Keep only the lines that hold the string "name", filtering out the rest of the entries below.
##### GIVEN INFORMATION #####
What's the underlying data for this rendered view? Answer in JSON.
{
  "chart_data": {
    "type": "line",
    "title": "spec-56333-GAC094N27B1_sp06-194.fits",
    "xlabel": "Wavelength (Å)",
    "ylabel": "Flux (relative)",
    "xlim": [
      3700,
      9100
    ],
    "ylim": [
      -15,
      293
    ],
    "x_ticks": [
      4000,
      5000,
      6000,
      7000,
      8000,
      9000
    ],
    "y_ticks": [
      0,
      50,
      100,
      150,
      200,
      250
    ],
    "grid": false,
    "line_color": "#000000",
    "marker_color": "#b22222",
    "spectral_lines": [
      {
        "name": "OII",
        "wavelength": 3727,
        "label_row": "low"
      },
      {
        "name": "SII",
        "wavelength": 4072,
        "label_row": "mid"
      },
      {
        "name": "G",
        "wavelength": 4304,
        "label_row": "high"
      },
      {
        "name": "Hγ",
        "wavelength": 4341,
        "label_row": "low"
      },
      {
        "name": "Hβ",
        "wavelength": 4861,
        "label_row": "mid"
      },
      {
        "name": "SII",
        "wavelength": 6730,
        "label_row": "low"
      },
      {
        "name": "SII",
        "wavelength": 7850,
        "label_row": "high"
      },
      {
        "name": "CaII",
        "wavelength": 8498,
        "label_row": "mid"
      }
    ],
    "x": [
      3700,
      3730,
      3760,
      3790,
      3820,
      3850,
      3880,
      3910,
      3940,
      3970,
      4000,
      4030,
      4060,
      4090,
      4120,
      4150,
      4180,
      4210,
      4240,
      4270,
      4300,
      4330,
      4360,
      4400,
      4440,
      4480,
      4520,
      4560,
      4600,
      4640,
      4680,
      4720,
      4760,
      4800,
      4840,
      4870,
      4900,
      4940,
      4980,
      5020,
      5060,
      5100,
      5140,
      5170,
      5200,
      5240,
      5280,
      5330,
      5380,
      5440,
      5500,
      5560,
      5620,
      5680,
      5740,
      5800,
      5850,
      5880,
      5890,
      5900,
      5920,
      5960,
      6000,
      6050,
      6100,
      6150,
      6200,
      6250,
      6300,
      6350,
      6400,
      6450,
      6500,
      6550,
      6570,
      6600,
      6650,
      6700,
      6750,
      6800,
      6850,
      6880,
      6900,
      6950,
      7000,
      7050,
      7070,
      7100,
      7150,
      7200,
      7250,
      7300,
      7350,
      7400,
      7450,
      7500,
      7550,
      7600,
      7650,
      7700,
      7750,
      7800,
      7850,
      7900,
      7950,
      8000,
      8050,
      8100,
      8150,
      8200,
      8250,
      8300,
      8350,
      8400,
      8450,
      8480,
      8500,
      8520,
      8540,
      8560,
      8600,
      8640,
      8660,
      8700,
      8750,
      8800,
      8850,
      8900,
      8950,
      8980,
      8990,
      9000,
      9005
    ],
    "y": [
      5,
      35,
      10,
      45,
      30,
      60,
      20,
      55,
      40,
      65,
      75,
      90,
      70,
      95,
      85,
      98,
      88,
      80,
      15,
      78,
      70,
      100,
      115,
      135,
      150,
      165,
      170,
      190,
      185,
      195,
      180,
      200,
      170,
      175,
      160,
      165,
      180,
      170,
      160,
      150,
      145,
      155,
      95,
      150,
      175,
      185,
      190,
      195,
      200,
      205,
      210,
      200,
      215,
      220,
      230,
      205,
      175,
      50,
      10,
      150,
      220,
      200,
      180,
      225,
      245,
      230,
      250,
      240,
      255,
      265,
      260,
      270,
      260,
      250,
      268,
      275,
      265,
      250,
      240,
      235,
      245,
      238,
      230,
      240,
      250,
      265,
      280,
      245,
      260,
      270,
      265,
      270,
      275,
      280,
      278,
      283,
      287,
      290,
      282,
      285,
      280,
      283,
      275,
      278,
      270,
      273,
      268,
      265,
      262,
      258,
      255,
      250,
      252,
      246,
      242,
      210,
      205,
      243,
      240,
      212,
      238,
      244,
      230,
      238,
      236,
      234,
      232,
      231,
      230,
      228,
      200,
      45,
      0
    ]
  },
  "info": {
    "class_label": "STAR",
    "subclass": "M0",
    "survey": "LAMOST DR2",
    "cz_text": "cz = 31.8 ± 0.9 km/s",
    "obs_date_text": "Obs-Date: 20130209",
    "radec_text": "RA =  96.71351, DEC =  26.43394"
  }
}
#####
▶ CORRECT ANSWER
        "name": "OII",
        "name": "SII",
        "name": "G",
        "name": "Hγ",
        "name": "Hβ",
        "name": "SII",
        "name": "SII",
        "name": "CaII",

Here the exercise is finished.